ASSIGNMENT. The listing below has to be output exactly as given, less its pictures.

===== RECORDS PROVIDED

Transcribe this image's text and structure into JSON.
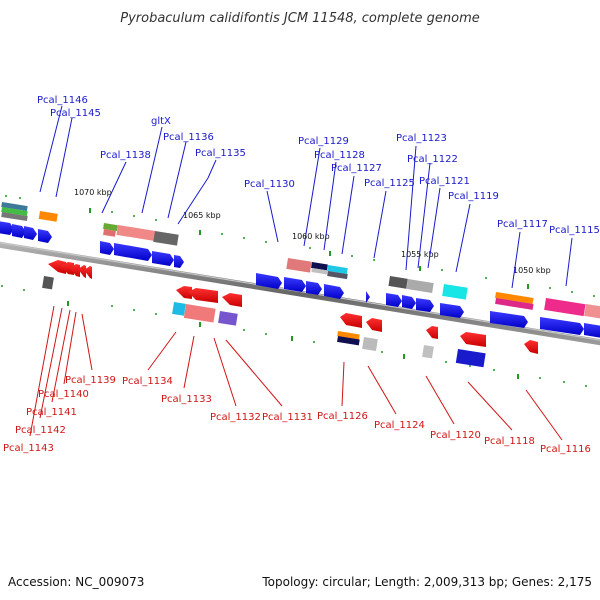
{
  "title": "Pyrobaculum calidifontis JCM 11548, complete genome",
  "footer": {
    "accession": "Accession: NC_009073",
    "summary": "Topology: circular; Length: 2,009,313 bp; Genes: 2,175"
  },
  "ruler": [
    "1070 kbp",
    "1065 kbp",
    "1060 kbp",
    "1055 kbp",
    "1050 kbp"
  ],
  "forward_labels": [
    "Pcal_1146",
    "Pcal_1145",
    "gltX",
    "Pcal_1136",
    "Pcal_1138",
    "Pcal_1135",
    "Pcal_1129",
    "Pcal_1128",
    "Pcal_1127",
    "Pcal_1130",
    "Pcal_1123",
    "Pcal_1122",
    "Pcal_1125",
    "Pcal_1121",
    "Pcal_1119",
    "Pcal_1117",
    "Pcal_1115"
  ],
  "reverse_labels": [
    "Pcal_1139",
    "Pcal_1140",
    "Pcal_1141",
    "Pcal_1142",
    "Pcal_1143",
    "Pcal_1134",
    "Pcal_1133",
    "Pcal_1132",
    "Pcal_1131",
    "Pcal_1126",
    "Pcal_1124",
    "Pcal_1120",
    "Pcal_1118",
    "Pcal_1116"
  ],
  "colors": {
    "forward": "#1a1acd",
    "reverse": "#d11515",
    "backbone": "#888888"
  }
}
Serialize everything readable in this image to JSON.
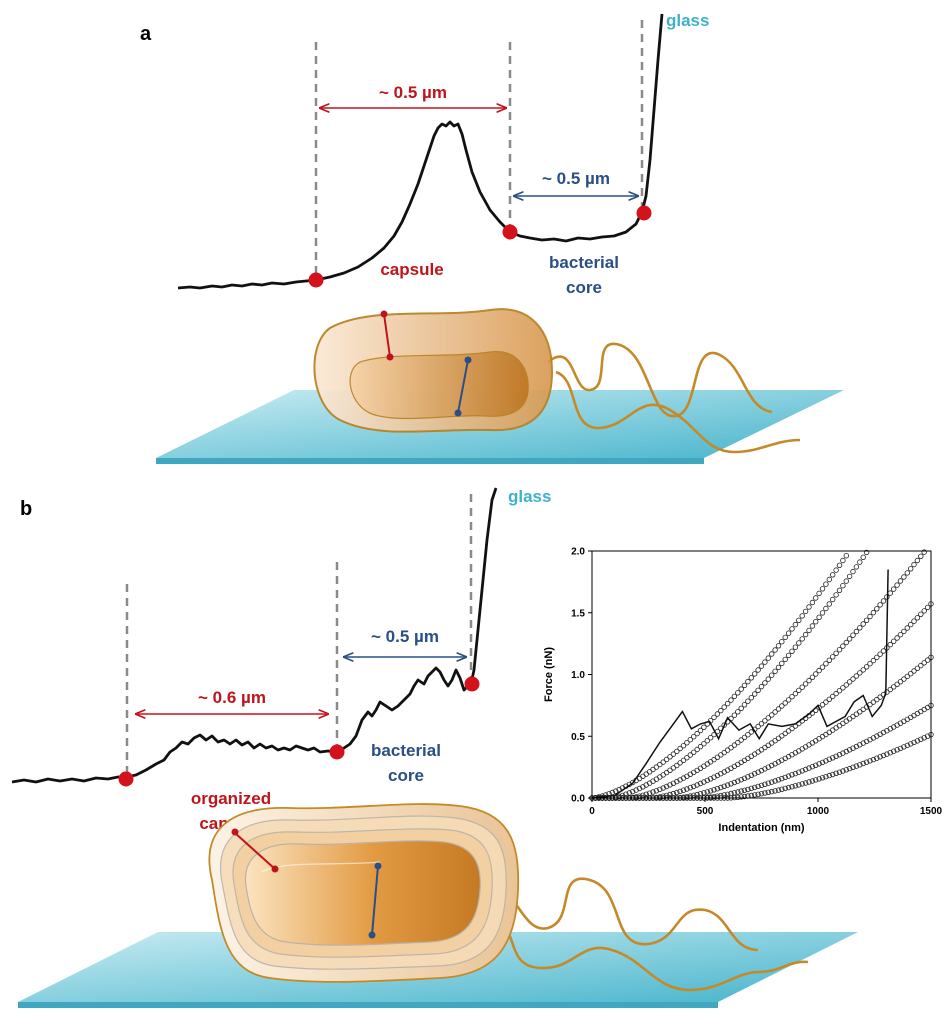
{
  "panel_a": {
    "letter": "a",
    "glass_label": "glass",
    "capsule_width": "~ 0.5 µm",
    "core_width": "~ 0.5 µm",
    "capsule_label": "capsule",
    "core_label_1": "bacterial",
    "core_label_2": "core"
  },
  "panel_b": {
    "letter": "b",
    "glass_label": "glass",
    "capsule_width": "~ 0.6 µm",
    "core_width": "~ 0.5 µm",
    "capsule_label_1": "organized",
    "capsule_label_2": "capsule",
    "core_label_1": "bacterial",
    "core_label_2": "core"
  },
  "colors": {
    "red": "#c0141c",
    "blue": "#2a4f86",
    "glass": "#3fb2c8",
    "bacterium": "#c8872e"
  },
  "chart_data": {
    "type": "scatter",
    "xlabel": "Indentation (nm)",
    "ylabel": "Force (nN)",
    "xlim": [
      0,
      1500
    ],
    "ylim": [
      0,
      2.0
    ],
    "xticks": [
      0,
      500,
      1000,
      1500
    ],
    "yticks": [
      0.0,
      0.5,
      1.0,
      1.5,
      2.0
    ],
    "xtick_labels": [
      "0",
      "500",
      "1000",
      "1500"
    ],
    "ytick_labels": [
      "0.0",
      "0.5",
      "1.0",
      "1.5",
      "2.0"
    ],
    "fit_curves": [
      {
        "x0": 0,
        "k": 5.2e-05,
        "n": 1.5
      },
      {
        "x0": 80,
        "k": 5.2e-05,
        "n": 1.5
      },
      {
        "x0": 160,
        "k": 4.2e-05,
        "n": 1.5
      },
      {
        "x0": 260,
        "k": 3.6e-05,
        "n": 1.5
      },
      {
        "x0": 370,
        "k": 3e-05,
        "n": 1.5
      },
      {
        "x0": 480,
        "k": 2.3e-05,
        "n": 1.5
      },
      {
        "x0": 600,
        "k": 1.9e-05,
        "n": 1.5
      }
    ],
    "measured_curve": {
      "x": [
        0,
        100,
        180,
        240,
        300,
        360,
        400,
        440,
        480,
        520,
        560,
        600,
        650,
        700,
        740,
        780,
        840,
        900,
        960,
        1000,
        1040,
        1080,
        1120,
        1160,
        1200,
        1240,
        1280,
        1300,
        1310
      ],
      "y": [
        0,
        0.02,
        0.12,
        0.28,
        0.45,
        0.6,
        0.7,
        0.56,
        0.6,
        0.62,
        0.48,
        0.65,
        0.55,
        0.6,
        0.48,
        0.6,
        0.58,
        0.6,
        0.68,
        0.75,
        0.58,
        0.62,
        0.66,
        0.78,
        0.83,
        0.66,
        0.75,
        0.85,
        1.85
      ]
    }
  }
}
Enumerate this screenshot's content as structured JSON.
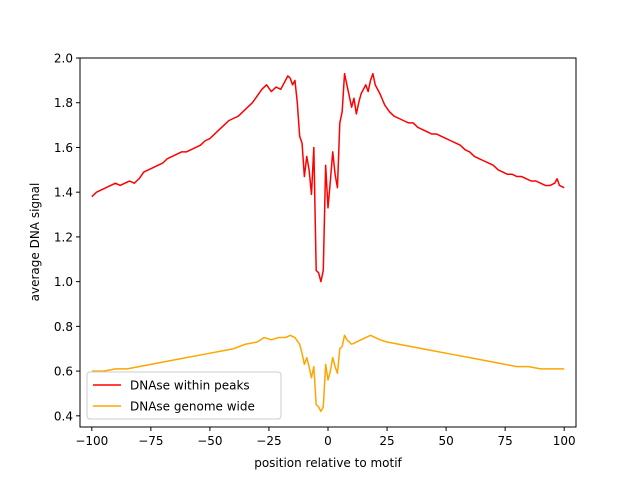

==========

EXPECTED ANSWER.
Transcribe this image's text and structure into JSON.
{
  "title": "Pyrobaculum calidifontis JCM 11548, complete genome",
  "footer": {
    "accession": "Accession: NC_009073",
    "summary": "Topology: circular; Length: 2,009,313 bp; Genes: 2,175"
  },
  "ruler": [
    "1070 kbp",
    "1065 kbp",
    "1060 kbp",
    "1055 kbp",
    "1050 kbp"
  ],
  "forward_labels": [
    "Pcal_1146",
    "Pcal_1145",
    "gltX",
    "Pcal_1136",
    "Pcal_1138",
    "Pcal_1135",
    "Pcal_1129",
    "Pcal_1128",
    "Pcal_1127",
    "Pcal_1130",
    "Pcal_1123",
    "Pcal_1122",
    "Pcal_1125",
    "Pcal_1121",
    "Pcal_1119",
    "Pcal_1117",
    "Pcal_1115"
  ],
  "reverse_labels": [
    "Pcal_1139",
    "Pcal_1140",
    "Pcal_1141",
    "Pcal_1142",
    "Pcal_1143",
    "Pcal_1134",
    "Pcal_1133",
    "Pcal_1132",
    "Pcal_1131",
    "Pcal_1126",
    "Pcal_1124",
    "Pcal_1120",
    "Pcal_1118",
    "Pcal_1116"
  ],
  "colors": {
    "forward": "#1a1acd",
    "reverse": "#d11515",
    "backbone": "#888888"
  }
}
Serialize everything readable in this image to JSON.
{
  "panel_a": {
    "letter": "a",
    "glass_label": "glass",
    "capsule_width": "~ 0.5 µm",
    "core_width": "~ 0.5 µm",
    "capsule_label": "capsule",
    "core_label_1": "bacterial",
    "core_label_2": "core"
  },
  "panel_b": {
    "letter": "b",
    "glass_label": "glass",
    "capsule_width": "~ 0.6 µm",
    "core_width": "~ 0.5 µm",
    "capsule_label_1": "organized",
    "capsule_label_2": "capsule",
    "core_label_1": "bacterial",
    "core_label_2": "core"
  },
  "colors": {
    "red": "#c0141c",
    "blue": "#2a4f86",
    "glass": "#3fb2c8",
    "bacterium": "#c8872e"
  },
  "chart_data": {
    "type": "scatter",
    "xlabel": "Indentation (nm)",
    "ylabel": "Force (nN)",
    "xlim": [
      0,
      1500
    ],
    "ylim": [
      0,
      2.0
    ],
    "xticks": [
      0,
      500,
      1000,
      1500
    ],
    "yticks": [
      0.0,
      0.5,
      1.0,
      1.5,
      2.0
    ],
    "xtick_labels": [
      "0",
      "500",
      "1000",
      "1500"
    ],
    "ytick_labels": [
      "0.0",
      "0.5",
      "1.0",
      "1.5",
      "2.0"
    ],
    "fit_curves": [
      {
        "x0": 0,
        "k": 5.2e-05,
        "n": 1.5
      },
      {
        "x0": 80,
        "k": 5.2e-05,
        "n": 1.5
      },
      {
        "x0": 160,
        "k": 4.2e-05,
        "n": 1.5
      },
      {
        "x0": 260,
        "k": 3.6e-05,
        "n": 1.5
      },
      {
        "x0": 370,
        "k": 3e-05,
        "n": 1.5
      },
      {
        "x0": 480,
        "k": 2.3e-05,
        "n": 1.5
      },
      {
        "x0": 600,
        "k": 1.9e-05,
        "n": 1.5
      }
    ],
    "measured_curve": {
      "x": [
        0,
        100,
        180,
        240,
        300,
        360,
        400,
        440,
        480,
        520,
        560,
        600,
        650,
        700,
        740,
        780,
        840,
        900,
        960,
        1000,
        1040,
        1080,
        1120,
        1160,
        1200,
        1240,
        1280,
        1300,
        1310
      ],
      "y": [
        0,
        0.02,
        0.12,
        0.28,
        0.45,
        0.6,
        0.7,
        0.56,
        0.6,
        0.62,
        0.48,
        0.65,
        0.55,
        0.6,
        0.48,
        0.6,
        0.58,
        0.6,
        0.68,
        0.75,
        0.58,
        0.62,
        0.66,
        0.78,
        0.83,
        0.66,
        0.75,
        0.85,
        1.85
      ]
    }
  }
}
Enumerate this screenshot's content as structured JSON.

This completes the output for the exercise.